— BEGIN INFORMATION SHOWN —
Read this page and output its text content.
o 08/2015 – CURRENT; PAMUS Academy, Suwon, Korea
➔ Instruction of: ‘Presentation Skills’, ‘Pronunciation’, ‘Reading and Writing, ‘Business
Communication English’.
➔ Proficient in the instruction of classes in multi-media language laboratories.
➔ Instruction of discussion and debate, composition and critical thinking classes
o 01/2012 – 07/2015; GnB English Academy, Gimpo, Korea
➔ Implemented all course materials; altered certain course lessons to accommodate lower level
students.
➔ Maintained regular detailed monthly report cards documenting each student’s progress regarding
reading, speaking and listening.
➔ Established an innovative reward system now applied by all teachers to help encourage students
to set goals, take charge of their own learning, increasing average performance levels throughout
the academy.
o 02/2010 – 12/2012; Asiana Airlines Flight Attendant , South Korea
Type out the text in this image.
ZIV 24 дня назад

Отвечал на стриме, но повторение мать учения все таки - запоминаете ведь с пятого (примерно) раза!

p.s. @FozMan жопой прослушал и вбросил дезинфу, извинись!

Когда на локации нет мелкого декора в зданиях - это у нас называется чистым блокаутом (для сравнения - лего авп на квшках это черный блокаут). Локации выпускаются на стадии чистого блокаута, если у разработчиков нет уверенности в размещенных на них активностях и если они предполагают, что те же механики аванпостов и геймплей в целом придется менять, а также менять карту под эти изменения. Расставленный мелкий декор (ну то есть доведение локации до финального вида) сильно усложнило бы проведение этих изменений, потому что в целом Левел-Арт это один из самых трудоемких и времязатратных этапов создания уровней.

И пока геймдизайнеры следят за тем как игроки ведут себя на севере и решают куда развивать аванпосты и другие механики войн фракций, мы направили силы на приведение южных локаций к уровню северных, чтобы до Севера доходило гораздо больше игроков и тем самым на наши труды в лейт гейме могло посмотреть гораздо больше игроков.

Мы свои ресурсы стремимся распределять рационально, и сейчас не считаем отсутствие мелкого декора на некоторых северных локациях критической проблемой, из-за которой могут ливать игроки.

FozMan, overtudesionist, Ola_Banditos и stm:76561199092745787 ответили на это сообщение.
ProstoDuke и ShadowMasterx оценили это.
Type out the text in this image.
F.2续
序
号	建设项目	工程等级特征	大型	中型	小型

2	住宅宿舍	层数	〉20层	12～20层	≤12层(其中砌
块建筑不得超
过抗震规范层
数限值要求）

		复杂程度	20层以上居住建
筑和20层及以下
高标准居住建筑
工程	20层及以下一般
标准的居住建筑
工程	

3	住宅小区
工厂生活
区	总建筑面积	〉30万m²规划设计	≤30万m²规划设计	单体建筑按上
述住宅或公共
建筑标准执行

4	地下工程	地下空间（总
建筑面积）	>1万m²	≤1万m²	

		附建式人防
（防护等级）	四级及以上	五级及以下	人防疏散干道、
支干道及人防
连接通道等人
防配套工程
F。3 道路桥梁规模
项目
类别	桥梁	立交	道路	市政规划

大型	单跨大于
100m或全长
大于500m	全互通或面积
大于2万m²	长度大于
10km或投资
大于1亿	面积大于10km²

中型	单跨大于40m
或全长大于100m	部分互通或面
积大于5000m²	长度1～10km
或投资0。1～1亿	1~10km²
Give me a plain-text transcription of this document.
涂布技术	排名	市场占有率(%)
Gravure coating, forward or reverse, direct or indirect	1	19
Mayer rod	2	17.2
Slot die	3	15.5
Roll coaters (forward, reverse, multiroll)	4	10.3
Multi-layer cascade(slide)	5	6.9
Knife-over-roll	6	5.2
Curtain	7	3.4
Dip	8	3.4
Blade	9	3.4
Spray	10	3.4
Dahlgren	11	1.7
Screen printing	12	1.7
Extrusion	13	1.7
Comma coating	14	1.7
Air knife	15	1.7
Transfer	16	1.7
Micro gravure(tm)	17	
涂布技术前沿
— END INFORMATION SHOWN —
- EXERCISE INSTRUCTIONS
State how many lines of the listing above hold the word "text", with nothing but the number.

- THE REPLY
4